Saved entries
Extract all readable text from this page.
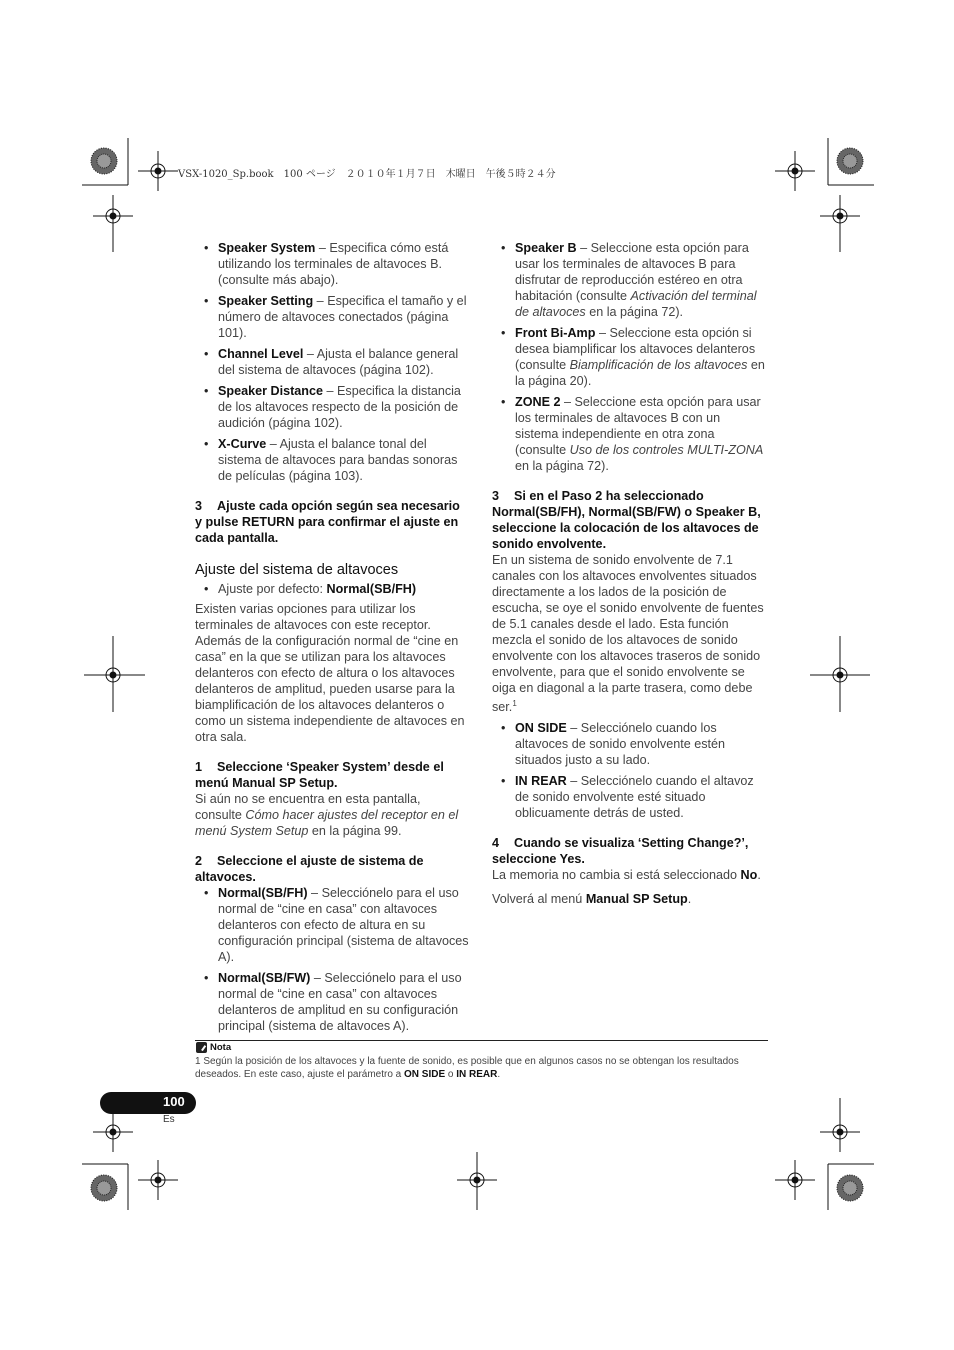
VSX-1020_Sp.book　100 ページ　２０１０年１月７日　木曜日　午後５時２４分
• Speaker System – Especifica cómo está utilizando los terminales de altavoces B. (consulte más abajo).
• Speaker Setting – Especifica el tamaño y el número de altavoces conectados (página 101).
• Channel Level – Ajusta el balance general del sistema de altavoces (página 102).
• Speaker Distance – Especifica la distancia de los altavoces respecto de la posición de audición (página 102).
• X-Curve – Ajusta el balance tonal del sistema de altavoces para bandas sonoras de películas (página 103).
3 Ajuste cada opción según sea necesario y pulse RETURN para confirmar el ajuste en cada pantalla.
Ajuste del sistema de altavoces
• Ajuste por defecto: Normal(SB/FH)
Existen varias opciones para utilizar los terminales de altavoces con este receptor. Además de la configuración normal de “cine en casa” en la que se utilizan para los altavoces delanteros con efecto de altura o los altavoces delanteros de amplitud, pueden usarse para la biamplificación de los altavoces delanteros o como un sistema independiente de altavoces en otra sala.
1 Seleccione ‘Speaker System’ desde el menú Manual SP Setup.
Si aún no se encuentra en esta pantalla, consulte Cómo hacer ajustes del receptor en el menú System Setup en la página 99.
2 Seleccione el ajuste de sistema de altavoces.
• Normal(SB/FH) – Selecciónelo para el uso normal de “cine en casa” con altavoces delanteros con efecto de altura en su configuración principal (sistema de altavoces A).
• Normal(SB/FW) – Selecciónelo para el uso normal de “cine en casa” con altavoces delanteros de amplitud en su configuración principal (sistema de altavoces A).
• Speaker B – Seleccione esta opción para usar los terminales de altavoces B para disfrutar de reproducción estéreo en otra habitación (consulte Activación del terminal de altavoces en la página 72).
• Front Bi-Amp – Seleccione esta opción si desea biamplificar los altavoces delanteros (consulte Biamplificación de los altavoces en la página 20).
• ZONE 2 – Seleccione esta opción para usar los terminales de altavoces B con un sistema independiente en otra zona (consulte Uso de los controles MULTI-ZONA en la página 72).
3 Si en el Paso 2 ha seleccionado Normal(SB/FH), Normal(SB/FW) o Speaker B, seleccione la colocación de los altavoces de sonido envolvente.
En un sistema de sonido envolvente de 7.1 canales con los altavoces envolventes situados directamente a los lados de la posición de escucha, se oye el sonido envolvente de fuentes de 5.1 canales desde el lado. Esta función mezcla el sonido de los altavoces de sonido envolvente con los altavoces traseros de sonido envolvente, para que el sonido envolvente se oiga en diagonal a la parte trasera, como debe ser.$^1$
• ON SIDE – Selecciónelo cuando los altavoces de sonido envolvente estén situados justo a su lado.
• IN REAR – Selecciónelo cuando el altavoz de sonido envolvente esté situado oblicuamente detrás de usted.
4 Cuando se visualiza ‘Setting Change?’, seleccione Yes.
La memoria no cambia si está seleccionado No.
Volverá al menú Manual SP Setup.
Nota
1 Según la posición de los altavoces y la fuente de sonido, es posible que en algunos casos no se obtengan los resultados deseados. En este caso, ajuste el parámetro a ON SIDE o IN REAR.
100
Es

_GOAL_
Skip every picture and transcribe the data above exactly.

_SOLUTION TO THE PROBLEM_
Extract all readable text from this page.
VSX-1020_Sp.book　100 ページ　２０１０年１月７日　木曜日　午後５時２４分
• Speaker System – Especifica cómo está utilizando los terminales de altavoces B. (consulte más abajo).
• Speaker Setting – Especifica el tamaño y el número de altavoces conectados (página 101).
• Channel Level – Ajusta el balance general del sistema de altavoces (página 102).
• Speaker Distance – Especifica la distancia de los altavoces respecto de la posición de audición (página 102).
• X-Curve – Ajusta el balance tonal del sistema de altavoces para bandas sonoras de películas (página 103).
3 Ajuste cada opción según sea necesario y pulse RETURN para confirmar el ajuste en cada pantalla.
Ajuste del sistema de altavoces
• Ajuste por defecto: Normal(SB/FH)
Existen varias opciones para utilizar los terminales de altavoces con este receptor. Además de la configuración normal de “cine en casa” en la que se utilizan para los altavoces delanteros con efecto de altura o los altavoces delanteros de amplitud, pueden usarse para la biamplificación de los altavoces delanteros o como un sistema independiente de altavoces en otra sala.
1 Seleccione ‘Speaker System’ desde el menú Manual SP Setup.
Si aún no se encuentra en esta pantalla, consulte Cómo hacer ajustes del receptor en el menú System Setup en la página 99.
2 Seleccione el ajuste de sistema de altavoces.
• Normal(SB/FH) – Selecciónelo para el uso normal de “cine en casa” con altavoces delanteros con efecto de altura en su configuración principal (sistema de altavoces A).
• Normal(SB/FW) – Selecciónelo para el uso normal de “cine en casa” con altavoces delanteros de amplitud en su configuración principal (sistema de altavoces A).
• Speaker B – Seleccione esta opción para usar los terminales de altavoces B para disfrutar de reproducción estéreo en otra habitación (consulte Activación del terminal de altavoces en la página 72).
• Front Bi-Amp – Seleccione esta opción si desea biamplificar los altavoces delanteros (consulte Biamplificación de los altavoces en la página 20).
• ZONE 2 – Seleccione esta opción para usar los terminales de altavoces B con un sistema independiente en otra zona (consulte Uso de los controles MULTI-ZONA en la página 72).
3 Si en el Paso 2 ha seleccionado Normal(SB/FH), Normal(SB/FW) o Speaker B, seleccione la colocación de los altavoces de sonido envolvente.
En un sistema de sonido envolvente de 7.1 canales con los altavoces envolventes situados directamente a los lados de la posición de escucha, se oye el sonido envolvente de fuentes de 5.1 canales desde el lado. Esta función mezcla el sonido de los altavoces de sonido envolvente con los altavoces traseros de sonido envolvente, para que el sonido envolvente se oiga en diagonal a la parte trasera, como debe ser.$^1$
• ON SIDE – Selecciónelo cuando los altavoces de sonido envolvente estén situados justo a su lado.
• IN REAR – Selecciónelo cuando el altavoz de sonido envolvente esté situado oblicuamente detrás de usted.
4 Cuando se visualiza ‘Setting Change?’, seleccione Yes.
La memoria no cambia si está seleccionado No.
Volverá al menú Manual SP Setup.
Nota
1 Según la posición de los altavoces y la fuente de sonido, es posible que en algunos casos no se obtengan los resultados deseados. En este caso, ajuste el parámetro a ON SIDE o IN REAR.
100
Es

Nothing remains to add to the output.